## WHAT YOU ARE ASKED TO DO
Go through the data below and gather each line containing "color".

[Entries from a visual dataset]
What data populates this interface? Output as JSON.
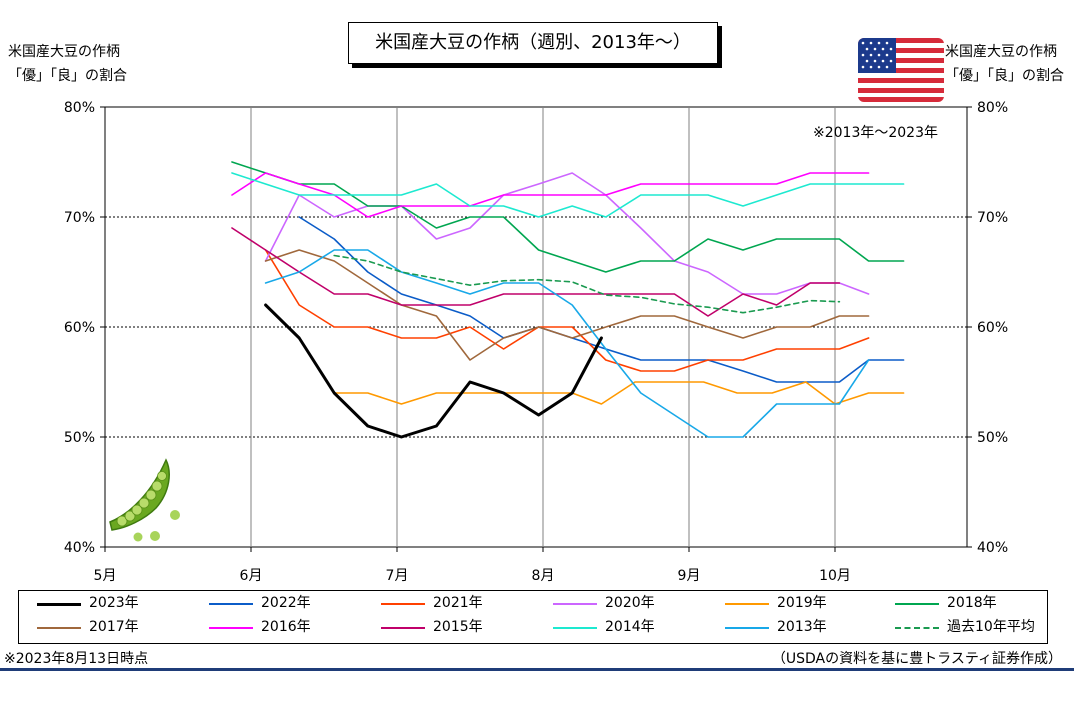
{
  "title": "米国産大豆の作柄（週別、2013年～）",
  "left_axis_caption": [
    "米国産大豆の作柄",
    "「優」「良」の割合"
  ],
  "right_axis_caption": [
    "米国産大豆の作柄",
    "「優」「良」の割合"
  ],
  "range_note": "※2013年～2023年",
  "footnote_left": "※2023年8月13日時点",
  "footnote_right": "（USDAの資料を基に豊トラスティ証券作成）",
  "chart_data": {
    "type": "line",
    "x_unit": "month (5 = May 1)",
    "x_range": [
      5,
      10.9
    ],
    "x_ticks": [
      5,
      6,
      7,
      8,
      9,
      10
    ],
    "x_tick_labels": [
      "5月",
      "6月",
      "7月",
      "8月",
      "9月",
      "10月"
    ],
    "ylim": [
      40,
      80
    ],
    "y_ticks": [
      40,
      50,
      60,
      70,
      80
    ],
    "y_tick_labels": [
      "40%",
      "50%",
      "60%",
      "70%",
      "80%"
    ],
    "y_tick_labels_right": [
      "40%",
      "50%",
      "60%",
      "70%",
      "80%"
    ],
    "grid": "dotted horizontal at 50/60/70, solid vertical at month starts",
    "series": [
      {
        "name": "2023年",
        "color": "#000000",
        "width": 3,
        "dash": "",
        "x": [
          6.1,
          6.33,
          6.57,
          6.8,
          7.03,
          7.27,
          7.5,
          7.73,
          7.97,
          8.2,
          8.4
        ],
        "y": [
          62,
          59,
          54,
          51,
          50,
          51,
          55,
          54,
          52,
          54,
          59
        ]
      },
      {
        "name": "2022年",
        "color": "#0b5cc8",
        "width": 1.6,
        "dash": "",
        "x": [
          6.33,
          6.57,
          6.8,
          7.03,
          7.27,
          7.5,
          7.73,
          7.97,
          8.2,
          8.43,
          8.67,
          8.9,
          9.13,
          9.37,
          9.6,
          9.83,
          10.03,
          10.23,
          10.47
        ],
        "y": [
          70,
          68,
          65,
          63,
          62,
          61,
          59,
          60,
          59,
          58,
          57,
          57,
          57,
          56,
          55,
          55,
          55,
          57,
          57
        ]
      },
      {
        "name": "2021年",
        "color": "#ff4000",
        "width": 1.6,
        "dash": "",
        "x": [
          6.1,
          6.33,
          6.57,
          6.8,
          7.03,
          7.27,
          7.5,
          7.73,
          7.97,
          8.2,
          8.43,
          8.67,
          8.9,
          9.13,
          9.37,
          9.6,
          9.83,
          10.03,
          10.23
        ],
        "y": [
          67,
          62,
          60,
          60,
          59,
          59,
          60,
          58,
          60,
          60,
          57,
          56,
          56,
          57,
          57,
          58,
          58,
          58,
          59
        ]
      },
      {
        "name": "2020年",
        "color": "#cc66ff",
        "width": 1.6,
        "dash": "",
        "x": [
          6.1,
          6.33,
          6.57,
          6.8,
          7.03,
          7.27,
          7.5,
          7.73,
          7.97,
          8.2,
          8.43,
          8.67,
          8.9,
          9.13,
          9.37,
          9.6,
          9.83,
          10.03,
          10.23
        ],
        "y": [
          66,
          72,
          70,
          71,
          71,
          68,
          69,
          72,
          73,
          74,
          72,
          69,
          66,
          65,
          63,
          63,
          64,
          64,
          63
        ]
      },
      {
        "name": "2019年",
        "color": "#ff9900",
        "width": 1.6,
        "dash": "",
        "x": [
          6.57,
          6.8,
          7.03,
          7.27,
          7.5,
          7.73,
          7.97,
          8.2,
          8.4,
          8.63,
          8.87,
          9.1,
          9.33,
          9.57,
          9.8,
          10.0,
          10.23,
          10.47
        ],
        "y": [
          54,
          54,
          53,
          54,
          54,
          54,
          54,
          54,
          53,
          55,
          55,
          55,
          54,
          54,
          55,
          53,
          54,
          54
        ]
      },
      {
        "name": "2018年",
        "color": "#00a650",
        "width": 1.6,
        "dash": "",
        "x": [
          5.87,
          6.1,
          6.33,
          6.57,
          6.8,
          7.03,
          7.27,
          7.5,
          7.73,
          7.97,
          8.2,
          8.43,
          8.67,
          8.9,
          9.13,
          9.37,
          9.6,
          9.83,
          10.03,
          10.23,
          10.47
        ],
        "y": [
          75,
          74,
          73,
          73,
          71,
          71,
          69,
          70,
          70,
          67,
          66,
          65,
          66,
          66,
          68,
          67,
          68,
          68,
          68,
          66,
          66
        ]
      },
      {
        "name": "2017年",
        "color": "#a0683c",
        "width": 1.6,
        "dash": "",
        "x": [
          6.1,
          6.33,
          6.57,
          6.8,
          7.03,
          7.27,
          7.5,
          7.73,
          7.97,
          8.2,
          8.43,
          8.67,
          8.9,
          9.13,
          9.37,
          9.6,
          9.83,
          10.03,
          10.23
        ],
        "y": [
          66,
          67,
          66,
          64,
          62,
          61,
          57,
          59,
          60,
          59,
          60,
          61,
          61,
          60,
          59,
          60,
          60,
          61,
          61
        ]
      },
      {
        "name": "2016年",
        "color": "#ff00ff",
        "width": 1.6,
        "dash": "",
        "x": [
          5.87,
          6.1,
          6.33,
          6.57,
          6.8,
          7.03,
          7.27,
          7.5,
          7.73,
          7.97,
          8.2,
          8.43,
          8.67,
          8.9,
          9.13,
          9.37,
          9.6,
          9.83,
          10.03,
          10.23
        ],
        "y": [
          72,
          74,
          73,
          72,
          70,
          71,
          71,
          71,
          72,
          72,
          72,
          72,
          73,
          73,
          73,
          73,
          73,
          74,
          74,
          74
        ]
      },
      {
        "name": "2015年",
        "color": "#c0006a",
        "width": 1.6,
        "dash": "",
        "x": [
          5.87,
          6.1,
          6.33,
          6.57,
          6.8,
          7.03,
          7.27,
          7.5,
          7.73,
          7.97,
          8.2,
          8.43,
          8.67,
          8.9,
          9.13,
          9.37,
          9.6,
          9.83,
          10.03
        ],
        "y": [
          69,
          67,
          65,
          63,
          63,
          62,
          62,
          62,
          63,
          63,
          63,
          63,
          63,
          63,
          61,
          63,
          62,
          64,
          64
        ]
      },
      {
        "name": "2014年",
        "color": "#1de9d0",
        "width": 1.6,
        "dash": "",
        "x": [
          5.87,
          6.1,
          6.33,
          6.57,
          6.8,
          7.03,
          7.27,
          7.5,
          7.73,
          7.97,
          8.2,
          8.43,
          8.67,
          8.9,
          9.13,
          9.37,
          9.6,
          9.83,
          10.03,
          10.23,
          10.47
        ],
        "y": [
          74,
          73,
          72,
          72,
          72,
          72,
          73,
          71,
          71,
          70,
          71,
          70,
          72,
          72,
          72,
          71,
          72,
          73,
          73,
          73,
          73
        ]
      },
      {
        "name": "2013年",
        "color": "#18a8e8",
        "width": 1.6,
        "dash": "",
        "x": [
          6.1,
          6.33,
          6.57,
          6.8,
          7.03,
          7.27,
          7.5,
          7.73,
          7.97,
          8.2,
          8.43,
          8.67,
          8.9,
          9.13,
          9.37,
          9.6,
          9.83,
          10.03,
          10.23
        ],
        "y": [
          64,
          65,
          67,
          67,
          65,
          64,
          63,
          64,
          64,
          62,
          58,
          54,
          52,
          50,
          50,
          53,
          53,
          53,
          57
        ]
      },
      {
        "name": "過去10年平均",
        "color": "#1a9a50",
        "width": 1.6,
        "dash": "5,4",
        "x": [
          6.57,
          6.8,
          7.03,
          7.27,
          7.5,
          7.73,
          7.97,
          8.2,
          8.43,
          8.67,
          8.9,
          9.13,
          9.37,
          9.6,
          9.83,
          10.03
        ],
        "y": [
          66.5,
          66.0,
          65.0,
          64.4,
          63.8,
          64.2,
          64.3,
          64.1,
          62.9,
          62.7,
          62.1,
          61.8,
          61.3,
          61.8,
          62.4,
          62.3
        ]
      }
    ]
  }
}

## EXERCISE RESPONSE
        "color": "#000000",
        "color": "#0b5cc8",
        "color": "#ff4000",
        "color": "#cc66ff",
        "color": "#ff9900",
        "color": "#00a650",
        "color": "#a0683c",
        "color": "#ff00ff",
        "color": "#c0006a",
        "color": "#1de9d0",
        "color": "#18a8e8",
        "color": "#1a9a50",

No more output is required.